▶ [Goal]: Copy each line in the data that includes the word "this".

>> Start Input material

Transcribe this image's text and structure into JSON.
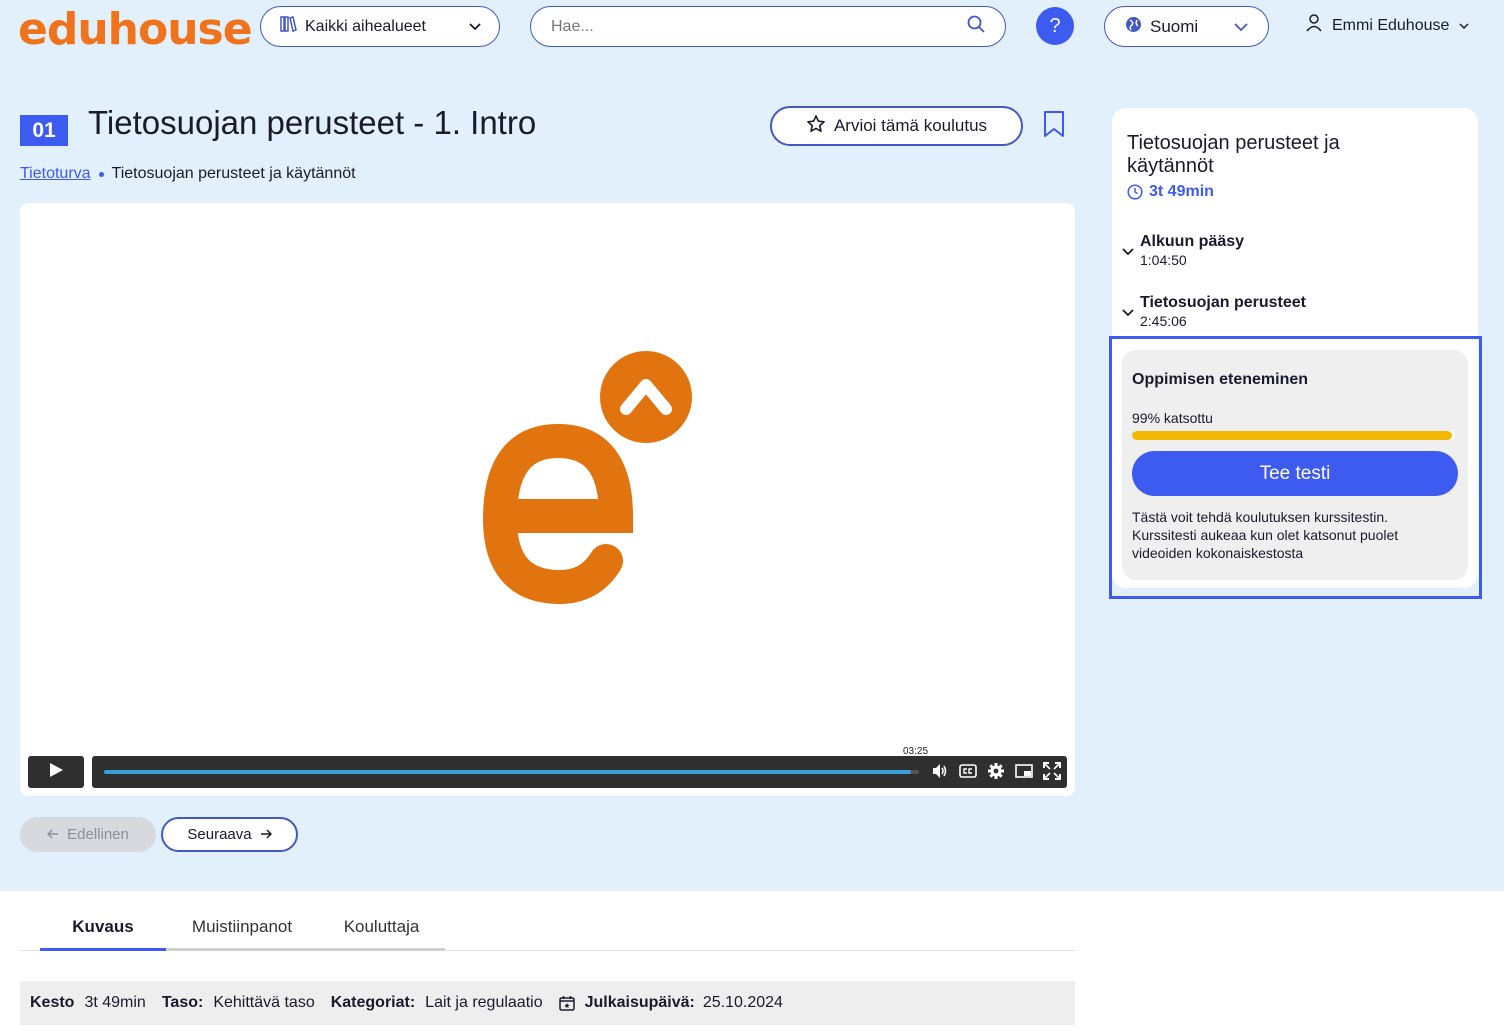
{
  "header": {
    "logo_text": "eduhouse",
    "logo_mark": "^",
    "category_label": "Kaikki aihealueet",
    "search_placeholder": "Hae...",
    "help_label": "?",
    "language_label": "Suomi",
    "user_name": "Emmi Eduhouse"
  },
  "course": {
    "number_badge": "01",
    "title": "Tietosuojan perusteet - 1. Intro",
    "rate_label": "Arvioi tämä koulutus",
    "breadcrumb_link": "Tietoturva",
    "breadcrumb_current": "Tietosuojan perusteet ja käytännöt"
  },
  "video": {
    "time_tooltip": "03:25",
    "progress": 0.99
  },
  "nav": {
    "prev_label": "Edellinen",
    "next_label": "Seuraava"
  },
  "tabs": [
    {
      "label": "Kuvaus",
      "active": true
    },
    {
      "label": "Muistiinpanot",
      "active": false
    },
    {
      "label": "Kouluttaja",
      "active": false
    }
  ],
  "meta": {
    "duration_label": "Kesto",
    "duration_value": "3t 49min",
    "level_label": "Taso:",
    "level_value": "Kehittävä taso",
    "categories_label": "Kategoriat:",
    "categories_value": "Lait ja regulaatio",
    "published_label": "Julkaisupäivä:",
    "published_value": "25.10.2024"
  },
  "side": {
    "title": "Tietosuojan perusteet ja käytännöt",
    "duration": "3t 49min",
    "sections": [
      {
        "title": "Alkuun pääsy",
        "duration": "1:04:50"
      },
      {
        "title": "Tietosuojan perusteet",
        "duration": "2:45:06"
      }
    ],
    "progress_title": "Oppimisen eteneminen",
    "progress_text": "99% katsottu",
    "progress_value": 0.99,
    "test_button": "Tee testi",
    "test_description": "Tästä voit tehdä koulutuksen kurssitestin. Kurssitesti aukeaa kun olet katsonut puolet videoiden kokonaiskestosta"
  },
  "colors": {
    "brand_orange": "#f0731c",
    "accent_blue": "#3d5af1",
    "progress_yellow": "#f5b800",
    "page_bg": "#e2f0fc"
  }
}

>> End Input material
>> Start Input material

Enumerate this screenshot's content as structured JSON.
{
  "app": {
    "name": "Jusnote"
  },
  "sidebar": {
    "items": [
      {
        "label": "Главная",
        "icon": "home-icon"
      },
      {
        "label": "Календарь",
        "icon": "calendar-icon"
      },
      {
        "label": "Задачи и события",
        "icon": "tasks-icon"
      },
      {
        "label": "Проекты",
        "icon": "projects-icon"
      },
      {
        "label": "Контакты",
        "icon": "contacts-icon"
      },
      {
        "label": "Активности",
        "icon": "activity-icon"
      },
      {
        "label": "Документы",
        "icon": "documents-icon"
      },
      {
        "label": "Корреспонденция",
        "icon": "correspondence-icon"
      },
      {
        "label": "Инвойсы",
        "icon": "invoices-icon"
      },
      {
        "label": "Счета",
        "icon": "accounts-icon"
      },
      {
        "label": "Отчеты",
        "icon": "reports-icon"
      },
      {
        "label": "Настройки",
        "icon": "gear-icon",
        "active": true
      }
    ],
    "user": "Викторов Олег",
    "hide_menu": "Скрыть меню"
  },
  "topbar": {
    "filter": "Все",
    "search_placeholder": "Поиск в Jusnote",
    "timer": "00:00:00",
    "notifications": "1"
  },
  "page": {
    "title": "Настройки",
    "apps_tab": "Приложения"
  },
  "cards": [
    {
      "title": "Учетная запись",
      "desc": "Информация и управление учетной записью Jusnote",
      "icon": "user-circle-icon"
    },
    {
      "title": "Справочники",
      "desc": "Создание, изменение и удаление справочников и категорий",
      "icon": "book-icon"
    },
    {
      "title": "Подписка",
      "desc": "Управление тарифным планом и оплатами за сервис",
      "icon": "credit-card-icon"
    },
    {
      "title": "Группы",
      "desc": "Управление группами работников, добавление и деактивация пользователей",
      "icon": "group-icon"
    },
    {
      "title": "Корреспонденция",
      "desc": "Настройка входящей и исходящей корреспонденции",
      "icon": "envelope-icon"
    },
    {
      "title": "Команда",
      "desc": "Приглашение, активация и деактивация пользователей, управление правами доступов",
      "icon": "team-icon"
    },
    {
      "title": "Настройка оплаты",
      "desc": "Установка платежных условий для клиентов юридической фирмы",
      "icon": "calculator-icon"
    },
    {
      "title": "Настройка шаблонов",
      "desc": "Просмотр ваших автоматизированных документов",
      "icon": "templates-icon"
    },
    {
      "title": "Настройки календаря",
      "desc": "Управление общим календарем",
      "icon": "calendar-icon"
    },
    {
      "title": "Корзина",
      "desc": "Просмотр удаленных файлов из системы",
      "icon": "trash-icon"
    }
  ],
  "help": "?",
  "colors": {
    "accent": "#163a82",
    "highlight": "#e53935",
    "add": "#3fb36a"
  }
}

>> End Input material

▶ [Task solution]:
Transcribe this image's text and structure into JSON.
Enumerate this screenshot's content as structured JSON.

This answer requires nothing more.